[Supplied entries]
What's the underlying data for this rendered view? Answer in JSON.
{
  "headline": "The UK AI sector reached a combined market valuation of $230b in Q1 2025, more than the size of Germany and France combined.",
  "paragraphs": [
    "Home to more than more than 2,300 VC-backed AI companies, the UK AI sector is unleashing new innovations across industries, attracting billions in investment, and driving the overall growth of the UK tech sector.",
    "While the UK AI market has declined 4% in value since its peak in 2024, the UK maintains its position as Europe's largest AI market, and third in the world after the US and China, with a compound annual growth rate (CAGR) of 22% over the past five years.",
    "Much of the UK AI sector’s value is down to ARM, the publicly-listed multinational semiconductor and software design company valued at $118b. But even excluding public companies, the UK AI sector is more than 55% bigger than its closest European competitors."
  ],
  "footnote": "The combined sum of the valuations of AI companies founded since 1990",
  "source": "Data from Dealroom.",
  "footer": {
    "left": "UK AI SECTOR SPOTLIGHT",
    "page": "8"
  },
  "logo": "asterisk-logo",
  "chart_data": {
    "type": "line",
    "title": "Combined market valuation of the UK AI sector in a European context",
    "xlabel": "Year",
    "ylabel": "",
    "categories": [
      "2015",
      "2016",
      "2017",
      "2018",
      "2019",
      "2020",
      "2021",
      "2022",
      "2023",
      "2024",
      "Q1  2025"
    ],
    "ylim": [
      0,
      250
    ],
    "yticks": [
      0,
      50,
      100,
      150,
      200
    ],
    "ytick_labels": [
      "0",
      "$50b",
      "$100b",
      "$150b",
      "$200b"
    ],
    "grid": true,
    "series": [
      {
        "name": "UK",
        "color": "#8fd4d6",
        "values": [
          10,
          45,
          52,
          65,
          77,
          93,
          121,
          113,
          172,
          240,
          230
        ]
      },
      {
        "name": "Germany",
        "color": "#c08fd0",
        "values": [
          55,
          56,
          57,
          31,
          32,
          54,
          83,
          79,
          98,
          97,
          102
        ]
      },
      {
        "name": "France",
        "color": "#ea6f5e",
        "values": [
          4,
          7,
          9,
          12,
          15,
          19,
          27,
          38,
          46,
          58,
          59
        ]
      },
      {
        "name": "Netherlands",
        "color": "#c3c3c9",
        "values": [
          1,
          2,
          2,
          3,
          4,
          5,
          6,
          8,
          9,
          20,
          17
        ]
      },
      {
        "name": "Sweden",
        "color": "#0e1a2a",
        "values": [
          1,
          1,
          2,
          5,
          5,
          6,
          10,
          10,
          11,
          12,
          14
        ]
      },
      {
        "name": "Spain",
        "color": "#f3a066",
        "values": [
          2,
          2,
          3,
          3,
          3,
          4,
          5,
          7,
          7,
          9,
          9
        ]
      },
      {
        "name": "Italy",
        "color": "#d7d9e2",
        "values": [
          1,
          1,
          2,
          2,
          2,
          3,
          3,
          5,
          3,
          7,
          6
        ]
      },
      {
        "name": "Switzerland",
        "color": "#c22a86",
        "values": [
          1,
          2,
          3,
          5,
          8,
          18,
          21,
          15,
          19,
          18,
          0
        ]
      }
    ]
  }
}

[Exercise instructions]
Check each line of the entries above, and show every one holding the word "France".

[Task output]
  "headline": "The UK AI sector reached a combined market valuation of $230b in Q1 2025, more than the size of Germany and France combined.",
        "name": "France",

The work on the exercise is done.